* START *

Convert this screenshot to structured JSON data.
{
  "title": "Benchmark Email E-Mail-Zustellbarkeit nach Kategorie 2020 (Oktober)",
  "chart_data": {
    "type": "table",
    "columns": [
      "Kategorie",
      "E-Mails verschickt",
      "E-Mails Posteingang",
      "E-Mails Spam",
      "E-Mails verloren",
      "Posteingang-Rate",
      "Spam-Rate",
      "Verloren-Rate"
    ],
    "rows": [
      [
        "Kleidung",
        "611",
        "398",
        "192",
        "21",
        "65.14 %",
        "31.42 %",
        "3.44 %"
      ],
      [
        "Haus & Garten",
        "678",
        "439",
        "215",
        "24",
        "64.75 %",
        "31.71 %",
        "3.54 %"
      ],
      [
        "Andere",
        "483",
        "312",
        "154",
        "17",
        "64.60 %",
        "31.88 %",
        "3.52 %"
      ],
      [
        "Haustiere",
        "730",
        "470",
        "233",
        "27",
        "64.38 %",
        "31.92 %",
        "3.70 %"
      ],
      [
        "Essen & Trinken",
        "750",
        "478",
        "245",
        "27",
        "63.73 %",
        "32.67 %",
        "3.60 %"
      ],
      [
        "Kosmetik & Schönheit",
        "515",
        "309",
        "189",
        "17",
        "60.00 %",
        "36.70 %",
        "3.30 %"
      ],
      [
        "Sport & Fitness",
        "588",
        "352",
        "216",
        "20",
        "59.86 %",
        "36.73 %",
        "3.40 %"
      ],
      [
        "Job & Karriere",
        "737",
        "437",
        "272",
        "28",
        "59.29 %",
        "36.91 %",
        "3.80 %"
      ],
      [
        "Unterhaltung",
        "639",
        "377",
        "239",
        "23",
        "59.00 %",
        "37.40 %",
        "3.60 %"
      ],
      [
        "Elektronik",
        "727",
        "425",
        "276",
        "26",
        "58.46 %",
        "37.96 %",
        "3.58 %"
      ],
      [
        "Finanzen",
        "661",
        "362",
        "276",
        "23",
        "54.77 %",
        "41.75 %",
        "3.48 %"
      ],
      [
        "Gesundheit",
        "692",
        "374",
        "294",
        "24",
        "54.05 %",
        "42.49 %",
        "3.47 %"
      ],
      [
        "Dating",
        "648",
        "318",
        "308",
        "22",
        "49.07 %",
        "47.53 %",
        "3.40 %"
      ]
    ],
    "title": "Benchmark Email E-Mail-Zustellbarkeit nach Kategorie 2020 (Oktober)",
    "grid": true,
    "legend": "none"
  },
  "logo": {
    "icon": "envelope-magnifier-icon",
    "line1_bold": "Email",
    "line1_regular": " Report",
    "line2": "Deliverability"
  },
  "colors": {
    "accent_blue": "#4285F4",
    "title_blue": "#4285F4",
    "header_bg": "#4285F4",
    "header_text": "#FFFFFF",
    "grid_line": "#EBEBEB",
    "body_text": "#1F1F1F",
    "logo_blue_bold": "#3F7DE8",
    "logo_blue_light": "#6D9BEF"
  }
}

* END *

WORK TO COMPLETE
Extract all the material, leaving every line as it is.

ANSWER TO THIS EXERCISE
Convert this screenshot to structured JSON data.
{
  "title": "Benchmark Email E-Mail-Zustellbarkeit nach Kategorie 2020 (Oktober)",
  "chart_data": {
    "type": "table",
    "columns": [
      "Kategorie",
      "E-Mails verschickt",
      "E-Mails Posteingang",
      "E-Mails Spam",
      "E-Mails verloren",
      "Posteingang-Rate",
      "Spam-Rate",
      "Verloren-Rate"
    ],
    "rows": [
      [
        "Kleidung",
        "611",
        "398",
        "192",
        "21",
        "65.14 %",
        "31.42 %",
        "3.44 %"
      ],
      [
        "Haus & Garten",
        "678",
        "439",
        "215",
        "24",
        "64.75 %",
        "31.71 %",
        "3.54 %"
      ],
      [
        "Andere",
        "483",
        "312",
        "154",
        "17",
        "64.60 %",
        "31.88 %",
        "3.52 %"
      ],
      [
        "Haustiere",
        "730",
        "470",
        "233",
        "27",
        "64.38 %",
        "31.92 %",
        "3.70 %"
      ],
      [
        "Essen & Trinken",
        "750",
        "478",
        "245",
        "27",
        "63.73 %",
        "32.67 %",
        "3.60 %"
      ],
      [
        "Kosmetik & Schönheit",
        "515",
        "309",
        "189",
        "17",
        "60.00 %",
        "36.70 %",
        "3.30 %"
      ],
      [
        "Sport & Fitness",
        "588",
        "352",
        "216",
        "20",
        "59.86 %",
        "36.73 %",
        "3.40 %"
      ],
      [
        "Job & Karriere",
        "737",
        "437",
        "272",
        "28",
        "59.29 %",
        "36.91 %",
        "3.80 %"
      ],
      [
        "Unterhaltung",
        "639",
        "377",
        "239",
        "23",
        "59.00 %",
        "37.40 %",
        "3.60 %"
      ],
      [
        "Elektronik",
        "727",
        "425",
        "276",
        "26",
        "58.46 %",
        "37.96 %",
        "3.58 %"
      ],
      [
        "Finanzen",
        "661",
        "362",
        "276",
        "23",
        "54.77 %",
        "41.75 %",
        "3.48 %"
      ],
      [
        "Gesundheit",
        "692",
        "374",
        "294",
        "24",
        "54.05 %",
        "42.49 %",
        "3.47 %"
      ],
      [
        "Dating",
        "648",
        "318",
        "308",
        "22",
        "49.07 %",
        "47.53 %",
        "3.40 %"
      ]
    ],
    "title": "Benchmark Email E-Mail-Zustellbarkeit nach Kategorie 2020 (Oktober)",
    "grid": true,
    "legend": "none"
  },
  "logo": {
    "icon": "envelope-magnifier-icon",
    "line1_bold": "Email",
    "line1_regular": " Report",
    "line2": "Deliverability"
  },
  "colors": {
    "accent_blue": "#4285F4",
    "title_blue": "#4285F4",
    "header_bg": "#4285F4",
    "header_text": "#FFFFFF",
    "grid_line": "#EBEBEB",
    "body_text": "#1F1F1F",
    "logo_blue_bold": "#3F7DE8",
    "logo_blue_light": "#6D9BEF"
  }
}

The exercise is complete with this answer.